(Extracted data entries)

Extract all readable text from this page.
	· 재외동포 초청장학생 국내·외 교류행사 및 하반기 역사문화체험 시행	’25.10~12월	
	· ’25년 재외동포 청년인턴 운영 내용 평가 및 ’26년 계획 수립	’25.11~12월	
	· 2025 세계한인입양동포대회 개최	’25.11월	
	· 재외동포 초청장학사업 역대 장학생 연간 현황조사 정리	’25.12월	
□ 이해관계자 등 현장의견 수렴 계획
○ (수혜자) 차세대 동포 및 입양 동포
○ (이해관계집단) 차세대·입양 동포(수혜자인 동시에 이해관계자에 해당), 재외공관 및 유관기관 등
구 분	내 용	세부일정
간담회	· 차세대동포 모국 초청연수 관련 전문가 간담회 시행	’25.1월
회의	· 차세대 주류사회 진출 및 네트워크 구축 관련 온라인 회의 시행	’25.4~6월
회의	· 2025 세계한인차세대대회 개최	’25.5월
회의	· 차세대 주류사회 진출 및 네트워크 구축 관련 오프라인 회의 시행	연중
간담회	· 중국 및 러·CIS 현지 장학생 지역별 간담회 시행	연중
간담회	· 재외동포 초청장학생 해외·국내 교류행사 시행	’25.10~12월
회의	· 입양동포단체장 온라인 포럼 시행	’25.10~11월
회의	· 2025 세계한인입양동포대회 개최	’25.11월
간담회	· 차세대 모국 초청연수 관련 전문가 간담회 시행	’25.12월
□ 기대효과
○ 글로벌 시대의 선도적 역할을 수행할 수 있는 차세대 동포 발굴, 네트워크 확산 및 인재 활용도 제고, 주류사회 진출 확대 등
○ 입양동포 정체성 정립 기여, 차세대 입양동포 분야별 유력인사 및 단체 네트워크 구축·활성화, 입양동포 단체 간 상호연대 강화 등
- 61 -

## BRIEF
Gather all the lines that include the word "세계한인입양동포대회" and copy them out.

## THE ANSWER
	· 2025 세계한인입양동포대회 개최	’25.11월	
회의	· 2025 세계한인입양동포대회 개최	’25.11월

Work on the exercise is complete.